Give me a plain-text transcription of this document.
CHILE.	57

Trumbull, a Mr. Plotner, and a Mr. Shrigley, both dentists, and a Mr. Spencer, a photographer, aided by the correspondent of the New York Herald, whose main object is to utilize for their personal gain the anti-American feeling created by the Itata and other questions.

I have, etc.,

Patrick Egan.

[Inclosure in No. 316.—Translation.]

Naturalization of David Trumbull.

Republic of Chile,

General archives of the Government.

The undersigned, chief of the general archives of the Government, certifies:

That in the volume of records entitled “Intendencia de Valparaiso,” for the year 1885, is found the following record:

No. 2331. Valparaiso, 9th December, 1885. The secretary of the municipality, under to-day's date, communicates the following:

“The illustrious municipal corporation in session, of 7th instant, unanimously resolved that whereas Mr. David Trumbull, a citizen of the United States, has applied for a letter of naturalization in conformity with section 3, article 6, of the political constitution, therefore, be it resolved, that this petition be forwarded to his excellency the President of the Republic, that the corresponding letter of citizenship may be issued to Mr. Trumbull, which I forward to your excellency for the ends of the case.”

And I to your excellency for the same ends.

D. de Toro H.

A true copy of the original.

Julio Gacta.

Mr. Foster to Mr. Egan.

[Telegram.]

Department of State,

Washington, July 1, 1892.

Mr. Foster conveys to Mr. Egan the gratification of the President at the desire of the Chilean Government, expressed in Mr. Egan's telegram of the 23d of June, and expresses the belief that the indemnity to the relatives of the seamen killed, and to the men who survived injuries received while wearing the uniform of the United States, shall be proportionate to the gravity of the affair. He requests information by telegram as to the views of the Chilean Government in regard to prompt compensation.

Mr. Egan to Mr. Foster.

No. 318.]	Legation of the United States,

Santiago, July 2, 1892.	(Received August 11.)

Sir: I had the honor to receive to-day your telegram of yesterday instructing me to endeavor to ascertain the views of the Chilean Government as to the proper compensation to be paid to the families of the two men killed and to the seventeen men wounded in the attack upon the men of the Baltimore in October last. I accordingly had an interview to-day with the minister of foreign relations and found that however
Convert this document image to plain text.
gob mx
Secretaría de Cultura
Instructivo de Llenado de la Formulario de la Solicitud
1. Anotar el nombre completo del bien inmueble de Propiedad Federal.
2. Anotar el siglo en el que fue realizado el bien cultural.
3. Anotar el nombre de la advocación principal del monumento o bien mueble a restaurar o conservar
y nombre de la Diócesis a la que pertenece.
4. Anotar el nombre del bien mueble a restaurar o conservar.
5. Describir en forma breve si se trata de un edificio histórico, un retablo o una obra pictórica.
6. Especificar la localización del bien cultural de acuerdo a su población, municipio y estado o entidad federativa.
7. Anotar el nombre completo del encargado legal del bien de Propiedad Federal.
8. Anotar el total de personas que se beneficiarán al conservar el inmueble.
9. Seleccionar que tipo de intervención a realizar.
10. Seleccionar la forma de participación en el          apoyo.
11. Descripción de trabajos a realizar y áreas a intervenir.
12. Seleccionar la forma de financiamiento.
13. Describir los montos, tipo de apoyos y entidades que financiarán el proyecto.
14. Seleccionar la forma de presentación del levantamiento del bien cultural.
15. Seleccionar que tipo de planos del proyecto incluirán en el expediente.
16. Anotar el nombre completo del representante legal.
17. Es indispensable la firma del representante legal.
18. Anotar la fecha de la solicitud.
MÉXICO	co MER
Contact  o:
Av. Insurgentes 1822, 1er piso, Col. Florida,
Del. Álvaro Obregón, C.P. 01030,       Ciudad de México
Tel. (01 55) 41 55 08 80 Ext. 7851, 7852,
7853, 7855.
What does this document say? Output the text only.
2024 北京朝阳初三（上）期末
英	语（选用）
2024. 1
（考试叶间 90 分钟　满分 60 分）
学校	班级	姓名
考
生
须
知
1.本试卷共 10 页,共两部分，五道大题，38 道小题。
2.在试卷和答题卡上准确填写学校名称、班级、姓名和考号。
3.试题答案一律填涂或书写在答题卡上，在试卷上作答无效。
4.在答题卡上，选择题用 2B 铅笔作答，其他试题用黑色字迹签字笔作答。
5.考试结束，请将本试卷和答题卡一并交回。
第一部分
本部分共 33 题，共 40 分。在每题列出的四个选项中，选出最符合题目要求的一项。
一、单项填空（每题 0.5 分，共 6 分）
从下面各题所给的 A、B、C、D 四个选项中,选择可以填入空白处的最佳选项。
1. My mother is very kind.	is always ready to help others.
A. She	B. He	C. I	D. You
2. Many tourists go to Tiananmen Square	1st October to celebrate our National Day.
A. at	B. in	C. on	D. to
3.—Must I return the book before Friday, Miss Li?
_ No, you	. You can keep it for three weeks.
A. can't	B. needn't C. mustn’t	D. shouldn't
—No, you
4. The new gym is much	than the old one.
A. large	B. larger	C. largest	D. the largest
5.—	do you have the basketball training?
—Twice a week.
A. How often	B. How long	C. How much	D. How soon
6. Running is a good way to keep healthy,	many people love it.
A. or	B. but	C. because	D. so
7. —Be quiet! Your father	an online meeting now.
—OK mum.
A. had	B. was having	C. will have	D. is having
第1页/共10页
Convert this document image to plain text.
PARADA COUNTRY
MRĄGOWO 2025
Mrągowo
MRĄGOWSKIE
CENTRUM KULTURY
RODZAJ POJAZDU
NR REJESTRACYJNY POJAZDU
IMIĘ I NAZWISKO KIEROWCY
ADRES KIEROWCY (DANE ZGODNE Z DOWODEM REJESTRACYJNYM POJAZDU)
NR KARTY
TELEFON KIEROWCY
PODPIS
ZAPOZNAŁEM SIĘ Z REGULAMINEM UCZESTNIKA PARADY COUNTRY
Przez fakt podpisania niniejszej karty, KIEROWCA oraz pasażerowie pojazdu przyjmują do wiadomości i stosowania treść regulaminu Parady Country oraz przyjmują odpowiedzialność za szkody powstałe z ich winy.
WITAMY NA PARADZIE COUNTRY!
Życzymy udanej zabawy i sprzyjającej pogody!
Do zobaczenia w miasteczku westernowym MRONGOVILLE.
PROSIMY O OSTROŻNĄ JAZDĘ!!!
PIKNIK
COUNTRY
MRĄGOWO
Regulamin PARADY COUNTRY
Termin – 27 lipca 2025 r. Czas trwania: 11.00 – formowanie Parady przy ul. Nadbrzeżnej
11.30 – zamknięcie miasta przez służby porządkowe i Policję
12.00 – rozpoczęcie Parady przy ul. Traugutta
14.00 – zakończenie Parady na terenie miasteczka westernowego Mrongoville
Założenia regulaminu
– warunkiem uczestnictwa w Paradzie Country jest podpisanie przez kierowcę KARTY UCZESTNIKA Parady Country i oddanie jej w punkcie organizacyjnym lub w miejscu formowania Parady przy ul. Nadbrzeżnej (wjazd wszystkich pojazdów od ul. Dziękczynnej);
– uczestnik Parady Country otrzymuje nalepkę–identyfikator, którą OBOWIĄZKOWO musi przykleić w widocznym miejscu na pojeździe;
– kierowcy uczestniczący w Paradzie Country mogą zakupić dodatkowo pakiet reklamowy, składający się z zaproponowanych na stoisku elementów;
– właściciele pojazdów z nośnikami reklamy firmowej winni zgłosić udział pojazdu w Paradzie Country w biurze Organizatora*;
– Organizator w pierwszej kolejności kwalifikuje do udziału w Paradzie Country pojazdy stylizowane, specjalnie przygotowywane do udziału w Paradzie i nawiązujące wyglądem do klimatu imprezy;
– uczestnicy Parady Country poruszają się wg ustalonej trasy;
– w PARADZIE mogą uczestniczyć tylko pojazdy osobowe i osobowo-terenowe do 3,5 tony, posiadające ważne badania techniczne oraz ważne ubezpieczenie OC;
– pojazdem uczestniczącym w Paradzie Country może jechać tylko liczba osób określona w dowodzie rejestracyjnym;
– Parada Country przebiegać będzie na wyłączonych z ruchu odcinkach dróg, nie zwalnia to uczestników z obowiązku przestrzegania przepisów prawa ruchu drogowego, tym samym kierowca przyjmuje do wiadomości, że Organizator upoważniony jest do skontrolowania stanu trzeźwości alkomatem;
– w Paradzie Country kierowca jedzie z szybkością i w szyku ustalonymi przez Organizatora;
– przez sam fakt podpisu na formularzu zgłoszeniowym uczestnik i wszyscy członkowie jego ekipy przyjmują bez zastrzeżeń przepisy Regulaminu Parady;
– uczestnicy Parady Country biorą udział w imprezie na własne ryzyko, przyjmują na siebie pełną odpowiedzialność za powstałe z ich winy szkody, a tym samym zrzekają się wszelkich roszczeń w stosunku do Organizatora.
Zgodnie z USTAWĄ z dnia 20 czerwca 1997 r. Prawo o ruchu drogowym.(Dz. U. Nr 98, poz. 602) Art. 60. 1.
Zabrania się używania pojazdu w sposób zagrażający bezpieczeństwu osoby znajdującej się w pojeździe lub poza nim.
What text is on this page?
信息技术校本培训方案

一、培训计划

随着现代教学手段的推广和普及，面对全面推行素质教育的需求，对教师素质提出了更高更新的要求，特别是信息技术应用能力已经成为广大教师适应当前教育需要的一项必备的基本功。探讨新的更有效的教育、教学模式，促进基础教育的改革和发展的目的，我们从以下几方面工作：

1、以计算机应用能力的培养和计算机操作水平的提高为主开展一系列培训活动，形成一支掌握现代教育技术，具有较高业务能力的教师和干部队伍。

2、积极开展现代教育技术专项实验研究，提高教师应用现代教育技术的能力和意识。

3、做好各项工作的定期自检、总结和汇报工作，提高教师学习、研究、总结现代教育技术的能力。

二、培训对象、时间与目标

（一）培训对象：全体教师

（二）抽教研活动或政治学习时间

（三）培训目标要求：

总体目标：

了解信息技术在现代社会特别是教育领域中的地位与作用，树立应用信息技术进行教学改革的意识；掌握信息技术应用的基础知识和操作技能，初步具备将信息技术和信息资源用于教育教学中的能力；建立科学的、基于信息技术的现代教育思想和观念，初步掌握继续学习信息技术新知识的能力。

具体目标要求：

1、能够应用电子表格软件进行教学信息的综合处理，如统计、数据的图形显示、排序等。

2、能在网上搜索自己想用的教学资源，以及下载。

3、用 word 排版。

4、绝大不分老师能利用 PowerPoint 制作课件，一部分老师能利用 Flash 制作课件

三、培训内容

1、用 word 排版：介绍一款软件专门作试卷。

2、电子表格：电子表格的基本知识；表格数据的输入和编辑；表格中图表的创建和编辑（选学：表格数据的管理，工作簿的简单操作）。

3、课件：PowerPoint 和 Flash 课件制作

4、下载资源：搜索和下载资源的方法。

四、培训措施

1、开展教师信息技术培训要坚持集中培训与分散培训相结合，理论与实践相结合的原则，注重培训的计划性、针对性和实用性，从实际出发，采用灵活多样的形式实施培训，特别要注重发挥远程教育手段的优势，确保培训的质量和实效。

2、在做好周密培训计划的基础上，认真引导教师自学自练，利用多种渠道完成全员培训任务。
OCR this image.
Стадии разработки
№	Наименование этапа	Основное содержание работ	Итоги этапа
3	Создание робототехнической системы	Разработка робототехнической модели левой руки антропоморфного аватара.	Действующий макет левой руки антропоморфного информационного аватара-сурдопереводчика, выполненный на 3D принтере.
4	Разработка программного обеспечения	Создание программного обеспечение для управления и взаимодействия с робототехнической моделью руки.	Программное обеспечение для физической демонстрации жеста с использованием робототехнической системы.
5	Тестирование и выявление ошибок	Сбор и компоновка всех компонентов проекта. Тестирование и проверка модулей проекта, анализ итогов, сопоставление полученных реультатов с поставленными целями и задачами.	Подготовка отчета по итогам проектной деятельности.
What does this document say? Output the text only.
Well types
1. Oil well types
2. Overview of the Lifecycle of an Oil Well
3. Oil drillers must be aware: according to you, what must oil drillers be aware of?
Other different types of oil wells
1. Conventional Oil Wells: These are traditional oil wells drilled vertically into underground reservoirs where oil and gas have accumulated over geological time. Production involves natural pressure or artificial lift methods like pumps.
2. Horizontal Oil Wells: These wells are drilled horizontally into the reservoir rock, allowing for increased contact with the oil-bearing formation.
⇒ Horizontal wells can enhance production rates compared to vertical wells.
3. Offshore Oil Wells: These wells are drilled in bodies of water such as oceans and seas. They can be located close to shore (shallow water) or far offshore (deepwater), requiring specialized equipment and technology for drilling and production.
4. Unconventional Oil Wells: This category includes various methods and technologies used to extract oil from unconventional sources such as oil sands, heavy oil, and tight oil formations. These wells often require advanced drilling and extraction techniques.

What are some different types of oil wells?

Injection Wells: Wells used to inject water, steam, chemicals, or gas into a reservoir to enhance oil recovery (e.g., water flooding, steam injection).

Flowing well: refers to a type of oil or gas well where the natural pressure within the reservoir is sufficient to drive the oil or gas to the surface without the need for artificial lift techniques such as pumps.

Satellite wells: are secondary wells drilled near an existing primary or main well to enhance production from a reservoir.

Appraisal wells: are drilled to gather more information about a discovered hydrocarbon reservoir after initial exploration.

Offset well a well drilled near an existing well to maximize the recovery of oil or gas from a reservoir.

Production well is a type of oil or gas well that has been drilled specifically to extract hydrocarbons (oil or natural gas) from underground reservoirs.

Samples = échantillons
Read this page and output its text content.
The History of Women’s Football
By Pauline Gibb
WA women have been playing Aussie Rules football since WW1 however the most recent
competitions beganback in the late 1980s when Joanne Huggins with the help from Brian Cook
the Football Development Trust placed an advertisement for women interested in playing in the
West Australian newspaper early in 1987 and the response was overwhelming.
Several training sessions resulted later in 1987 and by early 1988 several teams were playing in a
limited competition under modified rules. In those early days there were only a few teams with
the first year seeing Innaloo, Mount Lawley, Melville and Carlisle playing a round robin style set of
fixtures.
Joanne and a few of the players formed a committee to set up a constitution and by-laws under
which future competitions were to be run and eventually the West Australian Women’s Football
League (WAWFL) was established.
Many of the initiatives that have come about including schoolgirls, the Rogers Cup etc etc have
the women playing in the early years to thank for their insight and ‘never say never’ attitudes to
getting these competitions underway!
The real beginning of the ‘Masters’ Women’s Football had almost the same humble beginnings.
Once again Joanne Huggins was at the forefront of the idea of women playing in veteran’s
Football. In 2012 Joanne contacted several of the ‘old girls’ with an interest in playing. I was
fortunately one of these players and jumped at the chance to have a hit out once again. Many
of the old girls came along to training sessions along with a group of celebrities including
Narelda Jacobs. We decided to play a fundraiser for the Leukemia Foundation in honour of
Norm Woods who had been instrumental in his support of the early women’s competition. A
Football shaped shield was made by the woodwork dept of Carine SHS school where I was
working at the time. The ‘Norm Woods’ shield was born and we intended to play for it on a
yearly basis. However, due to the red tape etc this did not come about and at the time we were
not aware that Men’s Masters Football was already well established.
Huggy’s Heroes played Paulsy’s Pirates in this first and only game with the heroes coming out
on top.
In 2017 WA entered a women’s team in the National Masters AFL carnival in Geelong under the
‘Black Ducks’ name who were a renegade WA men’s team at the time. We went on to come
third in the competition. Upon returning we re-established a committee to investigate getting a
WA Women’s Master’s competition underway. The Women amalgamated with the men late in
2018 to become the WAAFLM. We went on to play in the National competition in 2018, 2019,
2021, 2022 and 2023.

===

### Aim of the task
Copy every line of the data that holds the string "Describir".

### Right answer
5. Describir en forma breve si se trata de un edificio histórico, un retablo o una obra pictórica.
13. Describir los montos, tipo de apoyos y entidades que financiarán el proyecto.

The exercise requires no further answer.